Dataset records:
----
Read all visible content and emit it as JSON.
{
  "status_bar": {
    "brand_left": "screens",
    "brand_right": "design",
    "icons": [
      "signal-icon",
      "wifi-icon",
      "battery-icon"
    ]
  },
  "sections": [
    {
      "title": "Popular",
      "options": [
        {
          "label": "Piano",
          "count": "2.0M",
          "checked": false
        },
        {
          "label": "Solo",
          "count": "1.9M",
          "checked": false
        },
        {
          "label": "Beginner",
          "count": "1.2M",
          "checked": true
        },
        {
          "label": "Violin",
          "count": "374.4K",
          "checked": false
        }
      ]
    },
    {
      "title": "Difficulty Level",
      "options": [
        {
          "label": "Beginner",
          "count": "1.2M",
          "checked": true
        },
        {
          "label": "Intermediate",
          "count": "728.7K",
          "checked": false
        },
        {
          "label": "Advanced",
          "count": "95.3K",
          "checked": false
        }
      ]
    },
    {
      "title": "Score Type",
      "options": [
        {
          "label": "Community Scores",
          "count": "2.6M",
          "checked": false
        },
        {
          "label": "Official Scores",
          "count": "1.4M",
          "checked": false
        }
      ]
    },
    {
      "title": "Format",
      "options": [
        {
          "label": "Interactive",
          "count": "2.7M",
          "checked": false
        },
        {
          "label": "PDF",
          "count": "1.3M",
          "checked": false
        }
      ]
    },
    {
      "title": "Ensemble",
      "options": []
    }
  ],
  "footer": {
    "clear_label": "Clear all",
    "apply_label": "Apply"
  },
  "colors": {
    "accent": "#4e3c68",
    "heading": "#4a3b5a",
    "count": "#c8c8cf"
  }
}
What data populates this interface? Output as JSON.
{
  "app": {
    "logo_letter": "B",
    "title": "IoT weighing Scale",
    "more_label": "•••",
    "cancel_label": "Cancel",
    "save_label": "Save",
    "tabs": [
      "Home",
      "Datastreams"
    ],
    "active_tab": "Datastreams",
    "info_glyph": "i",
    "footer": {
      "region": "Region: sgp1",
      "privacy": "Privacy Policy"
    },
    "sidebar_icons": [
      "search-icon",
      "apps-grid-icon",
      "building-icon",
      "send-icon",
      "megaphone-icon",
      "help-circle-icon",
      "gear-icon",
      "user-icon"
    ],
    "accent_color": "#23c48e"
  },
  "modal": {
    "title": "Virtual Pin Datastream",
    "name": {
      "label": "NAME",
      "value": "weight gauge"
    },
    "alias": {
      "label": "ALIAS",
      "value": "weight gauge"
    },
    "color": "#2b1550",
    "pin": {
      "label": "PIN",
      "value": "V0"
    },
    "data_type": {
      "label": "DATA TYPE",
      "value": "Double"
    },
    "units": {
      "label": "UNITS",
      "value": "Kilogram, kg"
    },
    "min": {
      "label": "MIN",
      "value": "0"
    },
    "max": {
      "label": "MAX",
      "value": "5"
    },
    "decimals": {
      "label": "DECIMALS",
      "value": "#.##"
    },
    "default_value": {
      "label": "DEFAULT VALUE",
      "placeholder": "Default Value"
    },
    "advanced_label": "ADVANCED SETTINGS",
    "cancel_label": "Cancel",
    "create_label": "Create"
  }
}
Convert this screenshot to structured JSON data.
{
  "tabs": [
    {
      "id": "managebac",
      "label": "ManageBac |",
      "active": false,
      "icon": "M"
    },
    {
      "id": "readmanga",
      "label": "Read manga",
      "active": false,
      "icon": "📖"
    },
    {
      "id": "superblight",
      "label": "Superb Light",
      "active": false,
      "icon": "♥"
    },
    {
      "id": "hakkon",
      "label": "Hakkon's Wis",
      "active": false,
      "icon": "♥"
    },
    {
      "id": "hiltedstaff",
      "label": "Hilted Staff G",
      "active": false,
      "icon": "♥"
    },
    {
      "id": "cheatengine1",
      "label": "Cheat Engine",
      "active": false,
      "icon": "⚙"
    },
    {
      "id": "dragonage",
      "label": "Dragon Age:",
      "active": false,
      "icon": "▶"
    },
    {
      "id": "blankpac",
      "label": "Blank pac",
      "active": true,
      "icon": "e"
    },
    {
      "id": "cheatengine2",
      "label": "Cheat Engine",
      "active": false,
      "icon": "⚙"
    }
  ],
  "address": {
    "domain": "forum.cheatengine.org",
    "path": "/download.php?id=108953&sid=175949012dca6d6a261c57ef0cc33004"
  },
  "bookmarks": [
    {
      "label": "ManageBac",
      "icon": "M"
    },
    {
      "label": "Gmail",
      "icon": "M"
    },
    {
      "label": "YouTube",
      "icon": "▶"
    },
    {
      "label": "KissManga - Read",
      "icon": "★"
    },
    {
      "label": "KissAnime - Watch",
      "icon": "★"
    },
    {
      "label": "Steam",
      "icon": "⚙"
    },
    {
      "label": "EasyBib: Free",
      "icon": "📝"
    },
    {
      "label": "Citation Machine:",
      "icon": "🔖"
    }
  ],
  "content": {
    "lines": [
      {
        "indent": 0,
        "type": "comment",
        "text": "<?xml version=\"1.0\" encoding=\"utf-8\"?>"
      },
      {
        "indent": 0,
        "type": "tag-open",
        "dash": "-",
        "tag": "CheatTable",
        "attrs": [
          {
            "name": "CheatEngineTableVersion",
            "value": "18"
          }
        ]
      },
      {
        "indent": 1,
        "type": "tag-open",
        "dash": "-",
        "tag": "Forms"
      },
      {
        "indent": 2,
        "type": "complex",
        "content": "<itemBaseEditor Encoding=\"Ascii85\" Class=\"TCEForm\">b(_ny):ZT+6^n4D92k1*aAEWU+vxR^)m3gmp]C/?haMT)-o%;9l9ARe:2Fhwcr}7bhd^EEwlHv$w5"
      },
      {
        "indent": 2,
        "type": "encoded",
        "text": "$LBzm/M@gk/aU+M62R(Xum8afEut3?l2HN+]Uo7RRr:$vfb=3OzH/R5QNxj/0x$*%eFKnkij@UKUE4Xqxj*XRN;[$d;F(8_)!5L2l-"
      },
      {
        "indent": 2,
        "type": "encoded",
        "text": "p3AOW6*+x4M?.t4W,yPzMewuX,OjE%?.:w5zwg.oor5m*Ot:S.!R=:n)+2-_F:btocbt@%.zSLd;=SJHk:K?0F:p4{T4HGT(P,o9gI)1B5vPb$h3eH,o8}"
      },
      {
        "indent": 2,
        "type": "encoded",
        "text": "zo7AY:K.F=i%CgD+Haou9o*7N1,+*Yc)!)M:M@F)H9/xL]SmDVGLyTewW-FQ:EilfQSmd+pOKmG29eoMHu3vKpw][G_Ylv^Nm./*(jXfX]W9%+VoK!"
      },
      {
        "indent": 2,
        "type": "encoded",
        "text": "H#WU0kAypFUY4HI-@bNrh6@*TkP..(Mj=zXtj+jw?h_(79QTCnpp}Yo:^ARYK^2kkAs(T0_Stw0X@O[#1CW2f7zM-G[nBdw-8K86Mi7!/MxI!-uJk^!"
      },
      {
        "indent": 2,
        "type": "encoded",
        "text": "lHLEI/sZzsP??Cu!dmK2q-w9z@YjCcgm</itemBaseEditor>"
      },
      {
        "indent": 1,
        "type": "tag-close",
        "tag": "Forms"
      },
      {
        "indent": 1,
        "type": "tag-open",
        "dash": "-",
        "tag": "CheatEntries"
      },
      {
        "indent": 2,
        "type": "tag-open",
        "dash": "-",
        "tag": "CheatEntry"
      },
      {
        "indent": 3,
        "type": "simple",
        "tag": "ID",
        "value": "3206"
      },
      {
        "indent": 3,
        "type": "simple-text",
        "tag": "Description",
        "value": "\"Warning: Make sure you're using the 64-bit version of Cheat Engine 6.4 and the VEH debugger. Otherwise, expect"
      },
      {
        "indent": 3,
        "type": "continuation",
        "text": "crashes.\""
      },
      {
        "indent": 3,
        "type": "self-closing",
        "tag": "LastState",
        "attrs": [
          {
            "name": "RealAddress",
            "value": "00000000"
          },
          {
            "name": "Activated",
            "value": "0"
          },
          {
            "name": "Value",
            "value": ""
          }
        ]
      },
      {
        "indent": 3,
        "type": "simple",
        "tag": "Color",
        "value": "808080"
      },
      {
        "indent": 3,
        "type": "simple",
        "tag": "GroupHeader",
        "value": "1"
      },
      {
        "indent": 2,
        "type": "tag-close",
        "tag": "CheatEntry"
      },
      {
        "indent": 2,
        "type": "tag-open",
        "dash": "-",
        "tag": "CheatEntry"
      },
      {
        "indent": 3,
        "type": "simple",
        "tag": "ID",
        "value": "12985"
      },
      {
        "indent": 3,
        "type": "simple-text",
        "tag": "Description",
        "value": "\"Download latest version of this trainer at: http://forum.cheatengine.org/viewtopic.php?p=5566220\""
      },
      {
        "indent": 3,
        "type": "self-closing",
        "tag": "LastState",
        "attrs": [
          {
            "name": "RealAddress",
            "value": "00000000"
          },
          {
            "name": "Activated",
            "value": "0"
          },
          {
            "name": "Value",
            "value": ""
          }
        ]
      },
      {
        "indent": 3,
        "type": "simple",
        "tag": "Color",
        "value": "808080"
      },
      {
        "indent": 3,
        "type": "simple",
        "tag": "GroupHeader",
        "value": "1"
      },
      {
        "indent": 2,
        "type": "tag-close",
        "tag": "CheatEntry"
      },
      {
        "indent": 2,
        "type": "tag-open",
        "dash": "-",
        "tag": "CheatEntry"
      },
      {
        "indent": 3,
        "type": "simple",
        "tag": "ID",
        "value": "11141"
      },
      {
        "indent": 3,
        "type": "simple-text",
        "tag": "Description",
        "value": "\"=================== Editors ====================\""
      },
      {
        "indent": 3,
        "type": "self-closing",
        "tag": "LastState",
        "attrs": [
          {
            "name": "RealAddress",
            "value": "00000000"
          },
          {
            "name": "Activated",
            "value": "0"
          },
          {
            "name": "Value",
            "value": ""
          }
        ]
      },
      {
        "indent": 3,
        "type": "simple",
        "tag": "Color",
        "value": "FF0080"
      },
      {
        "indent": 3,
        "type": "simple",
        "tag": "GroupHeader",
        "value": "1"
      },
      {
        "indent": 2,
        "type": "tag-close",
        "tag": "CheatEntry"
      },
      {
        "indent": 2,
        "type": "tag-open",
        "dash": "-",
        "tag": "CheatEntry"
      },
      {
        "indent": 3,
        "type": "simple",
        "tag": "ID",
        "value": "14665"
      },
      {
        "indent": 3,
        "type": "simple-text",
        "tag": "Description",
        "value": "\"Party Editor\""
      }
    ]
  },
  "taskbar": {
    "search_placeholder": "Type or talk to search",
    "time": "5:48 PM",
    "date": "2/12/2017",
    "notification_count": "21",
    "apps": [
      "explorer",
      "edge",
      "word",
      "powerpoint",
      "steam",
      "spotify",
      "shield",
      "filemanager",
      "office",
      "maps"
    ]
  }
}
----
WORK TO BE COMPLETED: Where a line holds the string "JSON", copy that line.

CORRECT RESPONSE:
Read all visible content and emit it as JSON.
What data populates this interface? Output as JSON.
Convert this screenshot to structured JSON data.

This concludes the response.